--- start ---

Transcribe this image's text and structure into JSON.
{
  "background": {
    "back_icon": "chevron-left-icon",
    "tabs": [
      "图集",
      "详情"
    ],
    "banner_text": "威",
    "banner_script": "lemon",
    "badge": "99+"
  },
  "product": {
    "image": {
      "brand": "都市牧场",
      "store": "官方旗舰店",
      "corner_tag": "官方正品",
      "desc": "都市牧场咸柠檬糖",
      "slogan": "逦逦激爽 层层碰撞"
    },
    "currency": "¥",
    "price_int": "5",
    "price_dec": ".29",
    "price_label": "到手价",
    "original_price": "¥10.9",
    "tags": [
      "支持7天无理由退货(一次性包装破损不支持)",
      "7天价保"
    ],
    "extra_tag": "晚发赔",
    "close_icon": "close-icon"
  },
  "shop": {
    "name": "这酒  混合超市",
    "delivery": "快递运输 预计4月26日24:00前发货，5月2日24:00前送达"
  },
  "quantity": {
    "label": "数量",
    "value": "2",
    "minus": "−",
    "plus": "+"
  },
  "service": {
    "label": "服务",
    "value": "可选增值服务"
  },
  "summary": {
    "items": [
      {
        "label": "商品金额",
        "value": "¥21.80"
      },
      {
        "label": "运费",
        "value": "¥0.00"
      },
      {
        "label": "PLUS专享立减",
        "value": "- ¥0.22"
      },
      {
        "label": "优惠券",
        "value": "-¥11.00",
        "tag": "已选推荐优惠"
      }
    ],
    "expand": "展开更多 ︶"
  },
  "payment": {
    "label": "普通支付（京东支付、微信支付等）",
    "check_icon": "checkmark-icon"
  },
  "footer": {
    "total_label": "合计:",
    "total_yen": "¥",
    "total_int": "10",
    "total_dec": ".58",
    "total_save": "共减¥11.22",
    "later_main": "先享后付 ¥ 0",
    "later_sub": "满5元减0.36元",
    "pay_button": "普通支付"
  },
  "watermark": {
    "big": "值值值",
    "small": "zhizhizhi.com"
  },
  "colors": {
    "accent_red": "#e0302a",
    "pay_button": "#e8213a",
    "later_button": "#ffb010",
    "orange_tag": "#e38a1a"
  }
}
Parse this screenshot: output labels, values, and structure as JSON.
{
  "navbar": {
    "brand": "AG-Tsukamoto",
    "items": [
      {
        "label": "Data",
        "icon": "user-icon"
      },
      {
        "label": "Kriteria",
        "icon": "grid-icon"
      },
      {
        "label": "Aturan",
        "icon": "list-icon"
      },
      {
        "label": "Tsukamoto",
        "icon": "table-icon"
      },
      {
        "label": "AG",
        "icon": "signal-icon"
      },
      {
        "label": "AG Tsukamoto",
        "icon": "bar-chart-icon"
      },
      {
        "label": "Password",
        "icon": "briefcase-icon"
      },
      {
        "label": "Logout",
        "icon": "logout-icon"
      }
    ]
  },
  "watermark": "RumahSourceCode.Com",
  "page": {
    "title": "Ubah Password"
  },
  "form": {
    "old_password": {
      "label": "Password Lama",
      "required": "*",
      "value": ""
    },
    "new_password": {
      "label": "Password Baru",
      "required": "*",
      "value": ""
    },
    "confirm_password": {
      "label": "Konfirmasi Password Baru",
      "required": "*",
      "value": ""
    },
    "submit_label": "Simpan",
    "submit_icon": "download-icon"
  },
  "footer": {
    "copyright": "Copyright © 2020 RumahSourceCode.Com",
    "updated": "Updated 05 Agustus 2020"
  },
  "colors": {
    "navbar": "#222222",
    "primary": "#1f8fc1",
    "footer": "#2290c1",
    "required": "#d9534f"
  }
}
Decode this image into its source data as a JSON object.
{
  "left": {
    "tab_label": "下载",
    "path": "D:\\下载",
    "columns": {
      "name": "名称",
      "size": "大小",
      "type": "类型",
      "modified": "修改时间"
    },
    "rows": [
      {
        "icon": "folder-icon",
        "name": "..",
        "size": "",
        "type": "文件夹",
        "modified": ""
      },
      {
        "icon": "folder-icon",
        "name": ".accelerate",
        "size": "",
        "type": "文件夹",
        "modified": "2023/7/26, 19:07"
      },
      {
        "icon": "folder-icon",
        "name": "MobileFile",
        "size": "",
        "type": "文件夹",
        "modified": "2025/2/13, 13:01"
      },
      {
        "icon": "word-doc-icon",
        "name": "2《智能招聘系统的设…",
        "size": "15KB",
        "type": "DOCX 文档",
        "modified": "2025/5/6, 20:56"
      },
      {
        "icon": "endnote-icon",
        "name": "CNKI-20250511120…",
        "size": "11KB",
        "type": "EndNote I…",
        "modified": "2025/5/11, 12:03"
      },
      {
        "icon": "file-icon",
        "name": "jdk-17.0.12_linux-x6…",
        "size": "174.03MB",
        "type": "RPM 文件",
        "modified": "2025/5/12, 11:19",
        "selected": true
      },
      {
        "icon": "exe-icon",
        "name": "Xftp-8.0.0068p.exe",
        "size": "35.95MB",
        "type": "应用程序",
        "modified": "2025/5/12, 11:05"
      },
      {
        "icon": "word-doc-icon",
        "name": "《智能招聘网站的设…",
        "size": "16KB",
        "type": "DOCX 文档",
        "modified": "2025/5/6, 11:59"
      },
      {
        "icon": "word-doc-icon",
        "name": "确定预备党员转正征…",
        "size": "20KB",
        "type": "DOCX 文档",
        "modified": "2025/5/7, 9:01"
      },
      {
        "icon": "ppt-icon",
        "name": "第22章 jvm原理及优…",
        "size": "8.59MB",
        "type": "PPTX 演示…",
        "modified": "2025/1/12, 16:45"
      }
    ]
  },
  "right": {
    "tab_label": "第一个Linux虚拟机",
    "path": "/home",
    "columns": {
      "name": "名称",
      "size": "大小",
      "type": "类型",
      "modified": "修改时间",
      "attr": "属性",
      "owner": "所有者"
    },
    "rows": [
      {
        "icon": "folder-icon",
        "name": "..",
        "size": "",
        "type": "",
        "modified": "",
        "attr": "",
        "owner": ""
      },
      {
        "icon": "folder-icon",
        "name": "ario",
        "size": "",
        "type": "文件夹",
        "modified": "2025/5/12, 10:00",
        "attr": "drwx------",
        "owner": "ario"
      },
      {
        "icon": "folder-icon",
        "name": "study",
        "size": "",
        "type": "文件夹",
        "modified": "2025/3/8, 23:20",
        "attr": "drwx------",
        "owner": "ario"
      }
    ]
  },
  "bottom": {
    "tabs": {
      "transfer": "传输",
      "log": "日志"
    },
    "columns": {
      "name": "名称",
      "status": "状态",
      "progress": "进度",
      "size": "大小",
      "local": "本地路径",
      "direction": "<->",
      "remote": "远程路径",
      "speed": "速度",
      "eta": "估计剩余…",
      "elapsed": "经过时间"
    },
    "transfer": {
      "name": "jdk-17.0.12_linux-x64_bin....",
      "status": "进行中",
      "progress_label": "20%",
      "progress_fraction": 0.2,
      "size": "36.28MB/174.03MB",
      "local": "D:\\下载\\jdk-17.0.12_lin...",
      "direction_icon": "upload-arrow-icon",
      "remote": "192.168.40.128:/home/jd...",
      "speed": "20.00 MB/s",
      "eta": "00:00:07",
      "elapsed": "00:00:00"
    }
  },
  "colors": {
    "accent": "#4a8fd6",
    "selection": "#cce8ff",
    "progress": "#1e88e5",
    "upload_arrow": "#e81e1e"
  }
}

--- end ---

*Requirements*.
Make a verbatim copy of every entry shown above.

*Solution to this exercise*.
Transcribe this image's text and structure into JSON.
{
  "background": {
    "back_icon": "chevron-left-icon",
    "tabs": [
      "图集",
      "详情"
    ],
    "banner_text": "威",
    "banner_script": "lemon",
    "badge": "99+"
  },
  "product": {
    "image": {
      "brand": "都市牧场",
      "store": "官方旗舰店",
      "corner_tag": "官方正品",
      "desc": "都市牧场咸柠檬糖",
      "slogan": "逦逦激爽 层层碰撞"
    },
    "currency": "¥",
    "price_int": "5",
    "price_dec": ".29",
    "price_label": "到手价",
    "original_price": "¥10.9",
    "tags": [
      "支持7天无理由退货(一次性包装破损不支持)",
      "7天价保"
    ],
    "extra_tag": "晚发赔",
    "close_icon": "close-icon"
  },
  "shop": {
    "name": "这酒  混合超市",
    "delivery": "快递运输 预计4月26日24:00前发货，5月2日24:00前送达"
  },
  "quantity": {
    "label": "数量",
    "value": "2",
    "minus": "−",
    "plus": "+"
  },
  "service": {
    "label": "服务",
    "value": "可选增值服务"
  },
  "summary": {
    "items": [
      {
        "label": "商品金额",
        "value": "¥21.80"
      },
      {
        "label": "运费",
        "value": "¥0.00"
      },
      {
        "label": "PLUS专享立减",
        "value": "- ¥0.22"
      },
      {
        "label": "优惠券",
        "value": "-¥11.00",
        "tag": "已选推荐优惠"
      }
    ],
    "expand": "展开更多 ︶"
  },
  "payment": {
    "label": "普通支付（京东支付、微信支付等）",
    "check_icon": "checkmark-icon"
  },
  "footer": {
    "total_label": "合计:",
    "total_yen": "¥",
    "total_int": "10",
    "total_dec": ".58",
    "total_save": "共减¥11.22",
    "later_main": "先享后付 ¥ 0",
    "later_sub": "满5元减0.36元",
    "pay_button": "普通支付"
  },
  "watermark": {
    "big": "值值值",
    "small": "zhizhizhi.com"
  },
  "colors": {
    "accent_red": "#e0302a",
    "pay_button": "#e8213a",
    "later_button": "#ffb010",
    "orange_tag": "#e38a1a"
  }
}
Parse this screenshot: output labels, values, and structure as JSON.
{
  "navbar": {
    "brand": "AG-Tsukamoto",
    "items": [
      {
        "label": "Data",
        "icon": "user-icon"
      },
      {
        "label": "Kriteria",
        "icon": "grid-icon"
      },
      {
        "label": "Aturan",
        "icon": "list-icon"
      },
      {
        "label": "Tsukamoto",
        "icon": "table-icon"
      },
      {
        "label": "AG",
        "icon": "signal-icon"
      },
      {
        "label": "AG Tsukamoto",
        "icon": "bar-chart-icon"
      },
      {
        "label": "Password",
        "icon": "briefcase-icon"
      },
      {
        "label": "Logout",
        "icon": "logout-icon"
      }
    ]
  },
  "watermark": "RumahSourceCode.Com",
  "page": {
    "title": "Ubah Password"
  },
  "form": {
    "old_password": {
      "label": "Password Lama",
      "required": "*",
      "value": ""
    },
    "new_password": {
      "label": "Password Baru",
      "required": "*",
      "value": ""
    },
    "confirm_password": {
      "label": "Konfirmasi Password Baru",
      "required": "*",
      "value": ""
    },
    "submit_label": "Simpan",
    "submit_icon": "download-icon"
  },
  "footer": {
    "copyright": "Copyright © 2020 RumahSourceCode.Com",
    "updated": "Updated 05 Agustus 2020"
  },
  "colors": {
    "navbar": "#222222",
    "primary": "#1f8fc1",
    "footer": "#2290c1",
    "required": "#d9534f"
  }
}
Decode this image into its source data as a JSON object.
{
  "left": {
    "tab_label": "下载",
    "path": "D:\\下载",
    "columns": {
      "name": "名称",
      "size": "大小",
      "type": "类型",
      "modified": "修改时间"
    },
    "rows": [
      {
        "icon": "folder-icon",
        "name": "..",
        "size": "",
        "type": "文件夹",
        "modified": ""
      },
      {
        "icon": "folder-icon",
        "name": ".accelerate",
        "size": "",
        "type": "文件夹",
        "modified": "2023/7/26, 19:07"
      },
      {
        "icon": "folder-icon",
        "name": "MobileFile",
        "size": "",
        "type": "文件夹",
        "modified": "2025/2/13, 13:01"
      },
      {
        "icon": "word-doc-icon",
        "name": "2《智能招聘系统的设…",
        "size": "15KB",
        "type": "DOCX 文档",
        "modified": "2025/5/6, 20:56"
      },
      {
        "icon": "endnote-icon",
        "name": "CNKI-20250511120…",
        "size": "11KB",
        "type": "EndNote I…",
        "modified": "2025/5/11, 12:03"
      },
      {
        "icon": "file-icon",
        "name": "jdk-17.0.12_linux-x6…",
        "size": "174.03MB",
        "type": "RPM 文件",
        "modified": "2025/5/12, 11:19",
        "selected": true
      },
      {
        "icon": "exe-icon",
        "name": "Xftp-8.0.0068p.exe",
        "size": "35.95MB",
        "type": "应用程序",
        "modified": "2025/5/12, 11:05"
      },
      {
        "icon": "word-doc-icon",
        "name": "《智能招聘网站的设…",
        "size": "16KB",
        "type": "DOCX 文档",
        "modified": "2025/5/6, 11:59"
      },
      {
        "icon": "word-doc-icon",
        "name": "确定预备党员转正征…",
        "size": "20KB",
        "type": "DOCX 文档",
        "modified": "2025/5/7, 9:01"
      },
      {
        "icon": "ppt-icon",
        "name": "第22章 jvm原理及优…",
        "size": "8.59MB",
        "type": "PPTX 演示…",
        "modified": "2025/1/12, 16:45"
      }
    ]
  },
  "right": {
    "tab_label": "第一个Linux虚拟机",
    "path": "/home",
    "columns": {
      "name": "名称",
      "size": "大小",
      "type": "类型",
      "modified": "修改时间",
      "attr": "属性",
      "owner": "所有者"
    },
    "rows": [
      {
        "icon": "folder-icon",
        "name": "..",
        "size": "",
        "type": "",
        "modified": "",
        "attr": "",
        "owner": ""
      },
      {
        "icon": "folder-icon",
        "name": "ario",
        "size": "",
        "type": "文件夹",
        "modified": "2025/5/12, 10:00",
        "attr": "drwx------",
        "owner": "ario"
      },
      {
        "icon": "folder-icon",
        "name": "study",
        "size": "",
        "type": "文件夹",
        "modified": "2025/3/8, 23:20",
        "attr": "drwx------",
        "owner": "ario"
      }
    ]
  },
  "bottom": {
    "tabs": {
      "transfer": "传输",
      "log": "日志"
    },
    "columns": {
      "name": "名称",
      "status": "状态",
      "progress": "进度",
      "size": "大小",
      "local": "本地路径",
      "direction": "<->",
      "remote": "远程路径",
      "speed": "速度",
      "eta": "估计剩余…",
      "elapsed": "经过时间"
    },
    "transfer": {
      "name": "jdk-17.0.12_linux-x64_bin....",
      "status": "进行中",
      "progress_label": "20%",
      "progress_fraction": 0.2,
      "size": "36.28MB/174.03MB",
      "local": "D:\\下载\\jdk-17.0.12_lin...",
      "direction_icon": "upload-arrow-icon",
      "remote": "192.168.40.128:/home/jd...",
      "speed": "20.00 MB/s",
      "eta": "00:00:07",
      "elapsed": "00:00:00"
    }
  },
  "colors": {
    "accent": "#4a8fd6",
    "selection": "#cce8ff",
    "progress": "#1e88e5",
    "upload_arrow": "#e81e1e"
  }
}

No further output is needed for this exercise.